(Data items)
------------------------

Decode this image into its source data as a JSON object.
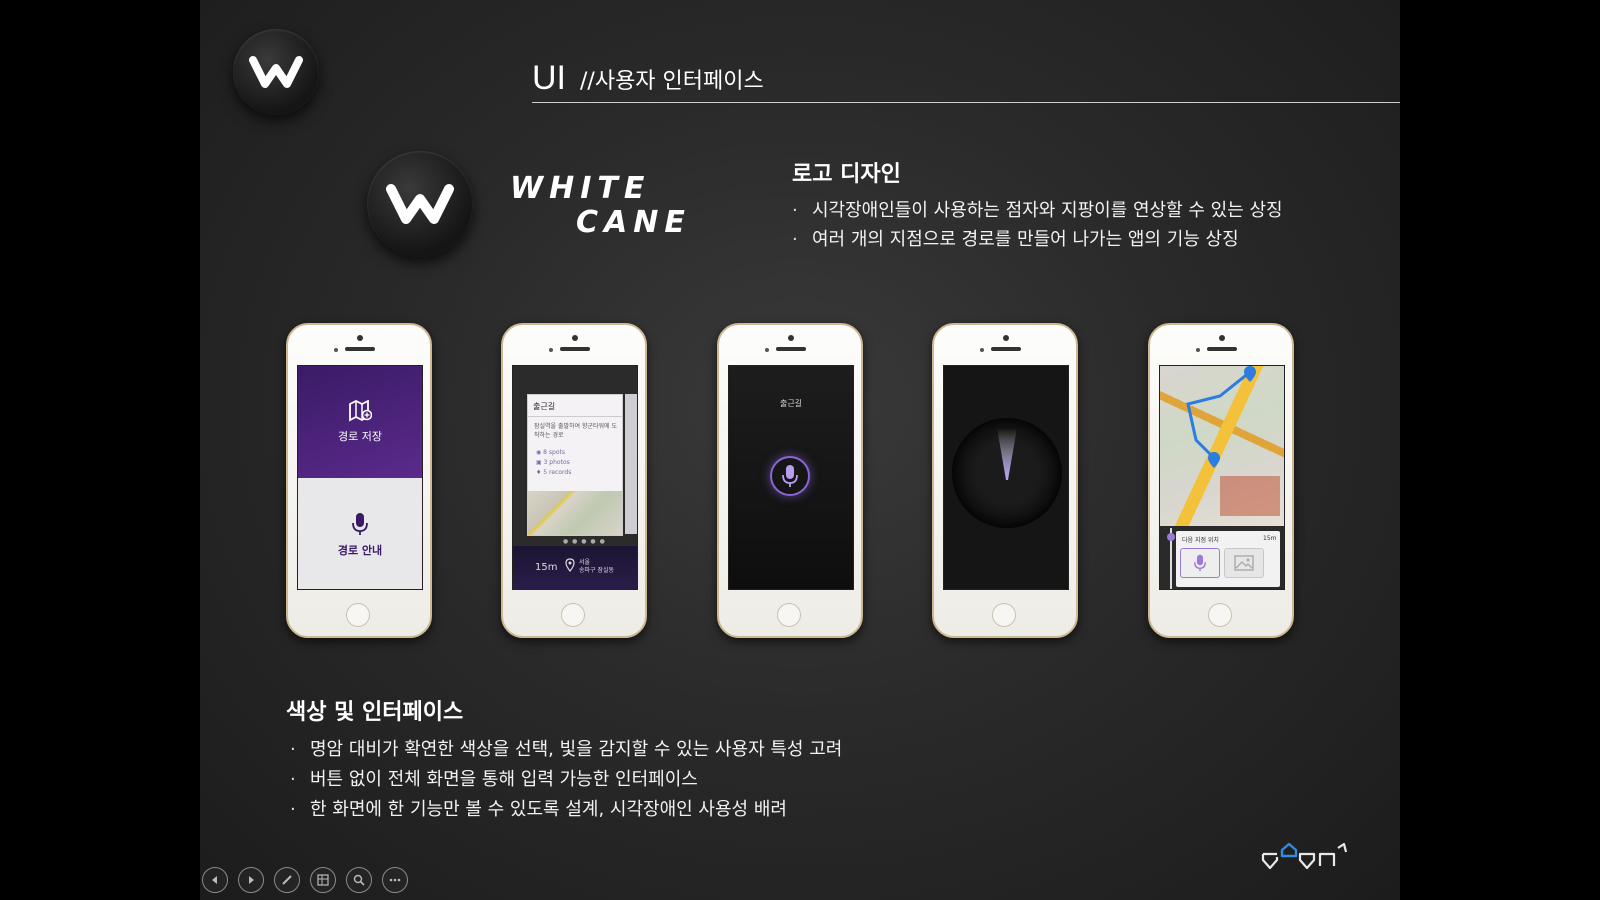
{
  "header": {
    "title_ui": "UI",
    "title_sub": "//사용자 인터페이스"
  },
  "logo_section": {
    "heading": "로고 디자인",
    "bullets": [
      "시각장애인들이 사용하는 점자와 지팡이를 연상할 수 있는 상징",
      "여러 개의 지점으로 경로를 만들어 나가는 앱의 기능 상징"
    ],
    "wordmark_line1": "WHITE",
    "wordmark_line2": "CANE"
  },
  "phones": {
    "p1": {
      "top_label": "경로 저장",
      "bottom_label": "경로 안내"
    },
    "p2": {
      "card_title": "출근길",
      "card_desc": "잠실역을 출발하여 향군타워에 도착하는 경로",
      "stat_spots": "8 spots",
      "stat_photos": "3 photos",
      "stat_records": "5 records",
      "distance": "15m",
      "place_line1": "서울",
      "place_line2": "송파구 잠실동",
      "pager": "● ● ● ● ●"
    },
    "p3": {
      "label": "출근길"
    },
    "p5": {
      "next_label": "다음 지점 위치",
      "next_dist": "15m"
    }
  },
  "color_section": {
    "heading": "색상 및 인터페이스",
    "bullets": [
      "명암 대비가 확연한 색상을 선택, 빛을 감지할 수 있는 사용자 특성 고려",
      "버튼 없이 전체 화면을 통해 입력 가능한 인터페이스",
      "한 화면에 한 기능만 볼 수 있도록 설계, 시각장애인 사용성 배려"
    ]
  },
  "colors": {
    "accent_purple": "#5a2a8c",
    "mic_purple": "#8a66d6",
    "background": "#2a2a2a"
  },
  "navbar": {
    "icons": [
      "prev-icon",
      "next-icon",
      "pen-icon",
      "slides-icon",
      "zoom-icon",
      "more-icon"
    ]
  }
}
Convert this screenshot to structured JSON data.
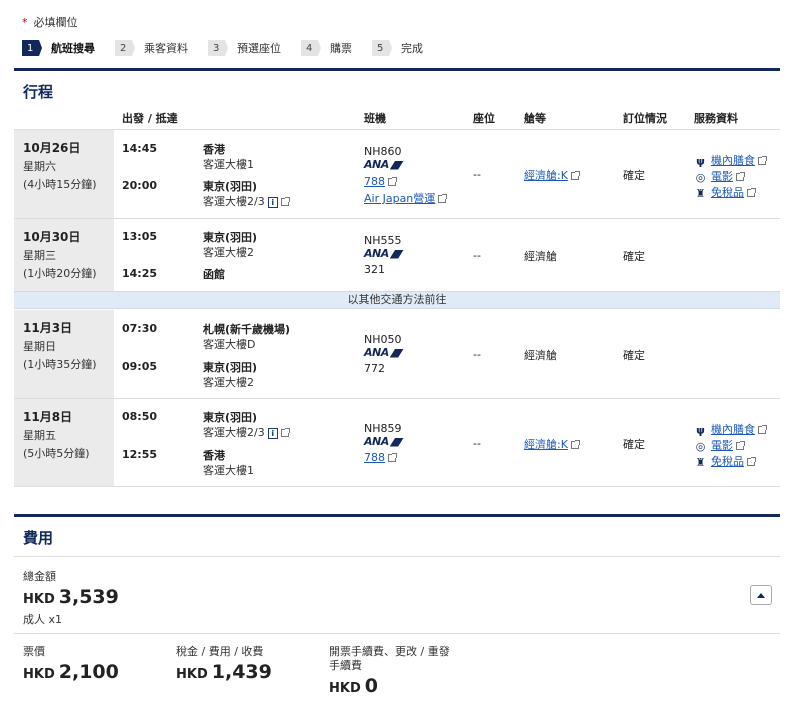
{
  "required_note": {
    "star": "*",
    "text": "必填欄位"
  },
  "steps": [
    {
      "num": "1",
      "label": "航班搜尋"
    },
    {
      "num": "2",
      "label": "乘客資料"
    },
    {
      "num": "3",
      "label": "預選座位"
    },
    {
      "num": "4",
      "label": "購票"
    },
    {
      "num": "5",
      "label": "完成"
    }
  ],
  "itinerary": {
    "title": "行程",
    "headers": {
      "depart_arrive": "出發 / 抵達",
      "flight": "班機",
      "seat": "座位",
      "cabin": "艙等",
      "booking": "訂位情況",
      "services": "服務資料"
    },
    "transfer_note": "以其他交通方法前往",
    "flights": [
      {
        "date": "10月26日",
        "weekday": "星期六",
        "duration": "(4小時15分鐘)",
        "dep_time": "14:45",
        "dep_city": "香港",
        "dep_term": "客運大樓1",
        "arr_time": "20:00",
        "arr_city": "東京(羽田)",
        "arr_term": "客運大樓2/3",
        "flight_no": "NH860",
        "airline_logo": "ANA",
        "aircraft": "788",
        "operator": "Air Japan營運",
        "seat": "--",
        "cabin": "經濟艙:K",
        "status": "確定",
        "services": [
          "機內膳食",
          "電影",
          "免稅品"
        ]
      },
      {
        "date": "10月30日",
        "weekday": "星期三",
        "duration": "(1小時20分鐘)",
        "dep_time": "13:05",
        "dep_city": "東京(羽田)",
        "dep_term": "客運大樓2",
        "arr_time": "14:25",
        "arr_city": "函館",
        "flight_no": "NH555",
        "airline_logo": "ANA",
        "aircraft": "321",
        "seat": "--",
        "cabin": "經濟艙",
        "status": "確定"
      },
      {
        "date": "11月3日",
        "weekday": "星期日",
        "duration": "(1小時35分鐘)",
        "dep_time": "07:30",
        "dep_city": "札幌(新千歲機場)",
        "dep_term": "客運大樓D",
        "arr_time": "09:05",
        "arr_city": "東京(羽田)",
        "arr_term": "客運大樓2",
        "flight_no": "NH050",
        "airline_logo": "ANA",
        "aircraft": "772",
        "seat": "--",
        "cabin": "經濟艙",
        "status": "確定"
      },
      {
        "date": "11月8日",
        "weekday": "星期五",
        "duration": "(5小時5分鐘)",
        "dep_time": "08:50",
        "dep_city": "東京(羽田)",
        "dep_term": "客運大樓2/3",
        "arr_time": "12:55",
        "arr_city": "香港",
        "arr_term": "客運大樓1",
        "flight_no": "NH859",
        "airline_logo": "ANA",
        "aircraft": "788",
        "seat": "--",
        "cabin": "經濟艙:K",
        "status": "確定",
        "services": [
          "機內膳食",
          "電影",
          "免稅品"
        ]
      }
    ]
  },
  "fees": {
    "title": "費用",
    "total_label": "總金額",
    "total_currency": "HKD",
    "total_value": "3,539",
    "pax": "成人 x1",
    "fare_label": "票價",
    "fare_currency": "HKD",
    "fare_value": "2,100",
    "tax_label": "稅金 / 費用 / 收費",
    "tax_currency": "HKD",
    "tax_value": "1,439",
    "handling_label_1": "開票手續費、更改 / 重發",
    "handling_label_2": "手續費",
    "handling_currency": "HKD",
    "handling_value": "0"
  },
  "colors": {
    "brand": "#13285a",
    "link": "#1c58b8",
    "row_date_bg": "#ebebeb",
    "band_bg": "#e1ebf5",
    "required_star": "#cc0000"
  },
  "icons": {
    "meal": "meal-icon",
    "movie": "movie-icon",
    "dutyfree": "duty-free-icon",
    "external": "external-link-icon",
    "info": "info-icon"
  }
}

------------------------

_OBJECTIVE:_
Copy all lines from the material that contain "JSON".

_EXERCISE RESULT:_
Decode this image into its source data as a JSON object.
Convert this screenshot to structured JSON data.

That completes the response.